____ SUPPLIED RECORDS

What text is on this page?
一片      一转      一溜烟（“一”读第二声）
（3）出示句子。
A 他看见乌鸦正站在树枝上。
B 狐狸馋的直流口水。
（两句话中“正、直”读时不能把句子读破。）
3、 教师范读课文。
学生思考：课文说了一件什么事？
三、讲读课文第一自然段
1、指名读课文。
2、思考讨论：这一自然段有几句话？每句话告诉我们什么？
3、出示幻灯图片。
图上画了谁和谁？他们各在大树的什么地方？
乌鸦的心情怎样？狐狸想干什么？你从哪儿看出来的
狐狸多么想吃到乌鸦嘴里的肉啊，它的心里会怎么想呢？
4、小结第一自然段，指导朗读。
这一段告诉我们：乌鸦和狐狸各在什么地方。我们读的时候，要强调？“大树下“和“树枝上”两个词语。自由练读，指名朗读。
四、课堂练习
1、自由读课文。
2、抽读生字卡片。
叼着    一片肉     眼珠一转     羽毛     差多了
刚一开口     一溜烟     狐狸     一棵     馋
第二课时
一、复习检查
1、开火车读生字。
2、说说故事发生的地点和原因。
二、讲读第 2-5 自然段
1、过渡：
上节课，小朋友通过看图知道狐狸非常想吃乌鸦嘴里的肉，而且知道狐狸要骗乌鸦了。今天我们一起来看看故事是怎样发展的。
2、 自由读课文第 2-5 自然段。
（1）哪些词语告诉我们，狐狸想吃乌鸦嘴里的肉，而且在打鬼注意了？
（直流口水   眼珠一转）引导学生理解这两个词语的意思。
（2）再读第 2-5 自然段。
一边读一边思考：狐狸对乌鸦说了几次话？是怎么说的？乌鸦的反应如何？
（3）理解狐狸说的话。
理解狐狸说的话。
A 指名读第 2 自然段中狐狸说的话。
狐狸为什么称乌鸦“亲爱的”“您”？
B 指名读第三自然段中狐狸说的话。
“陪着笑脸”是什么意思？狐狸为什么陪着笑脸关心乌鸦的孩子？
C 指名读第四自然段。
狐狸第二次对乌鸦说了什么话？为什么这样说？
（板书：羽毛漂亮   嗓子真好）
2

________

Write each line above out exactly.

◆ RESPONSE BELOW:
What text is on this page?
一片      一转      一溜烟（“一”读第二声）
（3）出示句子。
A 他看见乌鸦正站在树枝上。
B 狐狸馋的直流口水。
（两句话中“正、直”读时不能把句子读破。）
3、 教师范读课文。
学生思考：课文说了一件什么事？
三、讲读课文第一自然段
1、指名读课文。
2、思考讨论：这一自然段有几句话？每句话告诉我们什么？
3、出示幻灯图片。
图上画了谁和谁？他们各在大树的什么地方？
乌鸦的心情怎样？狐狸想干什么？你从哪儿看出来的
狐狸多么想吃到乌鸦嘴里的肉啊，它的心里会怎么想呢？
4、小结第一自然段，指导朗读。
这一段告诉我们：乌鸦和狐狸各在什么地方。我们读的时候，要强调？“大树下“和“树枝上”两个词语。自由练读，指名朗读。
四、课堂练习
1、自由读课文。
2、抽读生字卡片。
叼着    一片肉     眼珠一转     羽毛     差多了
刚一开口     一溜烟     狐狸     一棵     馋
第二课时
一、复习检查
1、开火车读生字。
2、说说故事发生的地点和原因。
二、讲读第 2-5 自然段
1、过渡：
上节课，小朋友通过看图知道狐狸非常想吃乌鸦嘴里的肉，而且知道狐狸要骗乌鸦了。今天我们一起来看看故事是怎样发展的。
2、 自由读课文第 2-5 自然段。
（1）哪些词语告诉我们，狐狸想吃乌鸦嘴里的肉，而且在打鬼注意了？
（直流口水   眼珠一转）引导学生理解这两个词语的意思。
（2）再读第 2-5 自然段。
一边读一边思考：狐狸对乌鸦说了几次话？是怎么说的？乌鸦的反应如何？
（3）理解狐狸说的话。
理解狐狸说的话。
A 指名读第 2 自然段中狐狸说的话。
狐狸为什么称乌鸦“亲爱的”“您”？
B 指名读第三自然段中狐狸说的话。
“陪着笑脸”是什么意思？狐狸为什么陪着笑脸关心乌鸦的孩子？
C 指名读第四自然段。
狐狸第二次对乌鸦说了什么话？为什么这样说？
（板书：羽毛漂亮   嗓子真好）
2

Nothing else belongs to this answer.